- [Data provided]

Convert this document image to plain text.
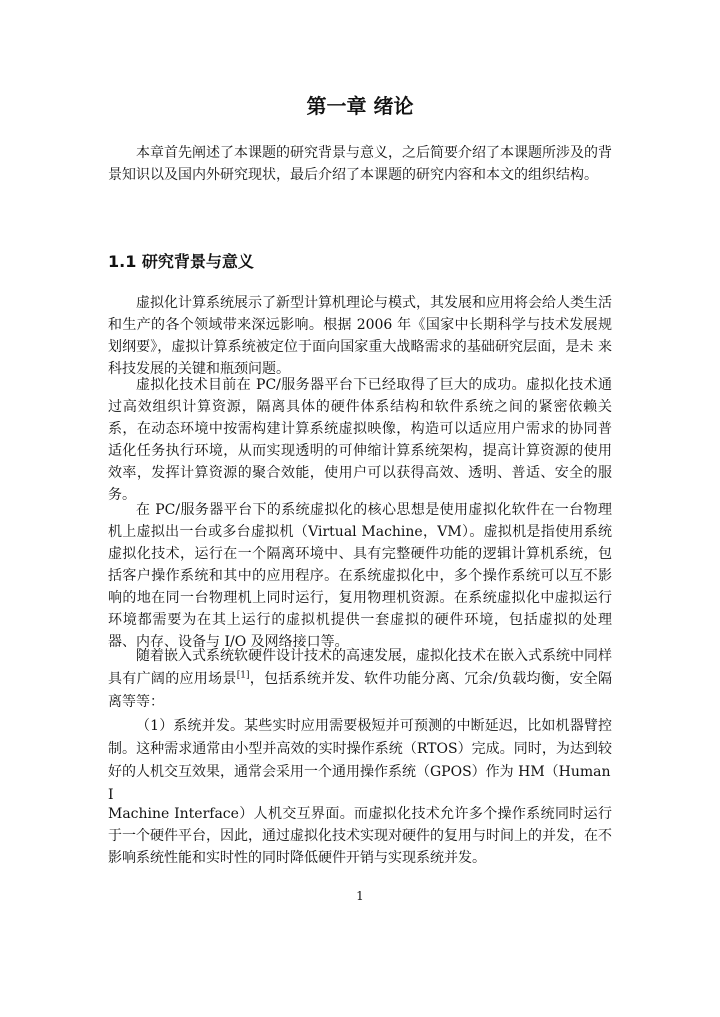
第一章 绪论

本章首先阐述了本课题的研究背景与意义，之后简要介绍了本课题所涉及的背景知识以及国内外研究现状，最后介绍了本课题的研究内容和本文的组织结构。

1.1 研究背景与意义

虚拟化计算系统展示了新型计算机理论与模式，其发展和应用将会给人类生活和生产的各个领域带来深远影响。根据 2006 年《国家中长期科学与技术发展规 划纲要》，虚拟计算系统被定位于面向国家重大战略需求的基础研究层面，是未 来科技发展的关键和瓶颈问题。

虚拟化技术目前在 PC/服务器平台下已经取得了巨大的成功。虚拟化技术通 过高效组织计算资源，隔离具体的硬件体系结构和软件系统之间的紧密依赖关 系，在动态环境中按需构建计算系统虚拟映像，构造可以适应用户需求的协同普 适化任务执行环境，从而实现透明的可伸缩计算系统架构，提高计算资源的使用 效率，发挥计算资源的聚合效能，使用户可以获得高效、透明、普适、安全的服 务。

在 PC/服务器平台下的系统虚拟化的核心思想是使用虚拟化软件在一台物理 机上虚拟出一台或多台虚拟机（Virtual Machine，VM）。虚拟机是指使用系统 虚拟化技术，运行在一个隔离环境中、具有完整硬件功能的逻辑计算机系统，包 括客户操作系统和其中的应用程序。在系统虚拟化中，多个操作系统可以互不影 响的地在同一台物理机上同时运行，复用物理机资源。在系统虚拟化中虚拟运行 环境都需要为在其上运行的虚拟机提供一套虚拟的硬件环境，包括虚拟的处理 器、内存、设备与 I/O 及网络接口等。

随着嵌入式系统软硬件设计技术的高速发展，虚拟化技术在嵌入式系统中同样具有广阔的应用场景[1]，包括系统并发、软件功能分离、冗余/负载均衡，安全隔离等等：

（1）系统并发。某些实时应用需要极短并可预测的中断延迟，比如机器臂控制。这种需求通常由小型并高效的实时操作系统（RTOS）完成。同时，为达到较好的人机交互效果，通常会采用一个通用操作系统（GPOS）作为 HM（Human

I

Machine Interface）人机交互界面。而虚拟化技术允许多个操作系统同时运行于一个硬件平台，因此，通过虚拟化技术实现对硬件的复用与时间上的并发，在不影响系统性能和实时性的同时降低硬件开销与实现系统并发。

1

- [Work required] Pictures stay out; reproduce every line of the records exactly.

- [Solution for this task]
Convert this document image to plain text.
第一章 绪论

本章首先阐述了本课题的研究背景与意义，之后简要介绍了本课题所涉及的背景知识以及国内外研究现状，最后介绍了本课题的研究内容和本文的组织结构。

1.1 研究背景与意义

虚拟化计算系统展示了新型计算机理论与模式，其发展和应用将会给人类生活和生产的各个领域带来深远影响。根据 2006 年《国家中长期科学与技术发展规 划纲要》，虚拟计算系统被定位于面向国家重大战略需求的基础研究层面，是未 来科技发展的关键和瓶颈问题。

虚拟化技术目前在 PC/服务器平台下已经取得了巨大的成功。虚拟化技术通 过高效组织计算资源，隔离具体的硬件体系结构和软件系统之间的紧密依赖关 系，在动态环境中按需构建计算系统虚拟映像，构造可以适应用户需求的协同普 适化任务执行环境，从而实现透明的可伸缩计算系统架构，提高计算资源的使用 效率，发挥计算资源的聚合效能，使用户可以获得高效、透明、普适、安全的服 务。

在 PC/服务器平台下的系统虚拟化的核心思想是使用虚拟化软件在一台物理 机上虚拟出一台或多台虚拟机（Virtual Machine，VM）。虚拟机是指使用系统 虚拟化技术，运行在一个隔离环境中、具有完整硬件功能的逻辑计算机系统，包 括客户操作系统和其中的应用程序。在系统虚拟化中，多个操作系统可以互不影 响的地在同一台物理机上同时运行，复用物理机资源。在系统虚拟化中虚拟运行 环境都需要为在其上运行的虚拟机提供一套虚拟的硬件环境，包括虚拟的处理 器、内存、设备与 I/O 及网络接口等。

随着嵌入式系统软硬件设计技术的高速发展，虚拟化技术在嵌入式系统中同样具有广阔的应用场景[1]，包括系统并发、软件功能分离、冗余/负载均衡，安全隔离等等：

（1）系统并发。某些实时应用需要极短并可预测的中断延迟，比如机器臂控制。这种需求通常由小型并高效的实时操作系统（RTOS）完成。同时，为达到较好的人机交互效果，通常会采用一个通用操作系统（GPOS）作为 HM（Human

I

Machine Interface）人机交互界面。而虚拟化技术允许多个操作系统同时运行于一个硬件平台，因此，通过虚拟化技术实现对硬件的复用与时间上的并发，在不影响系统性能和实时性的同时降低硬件开销与实现系统并发。

1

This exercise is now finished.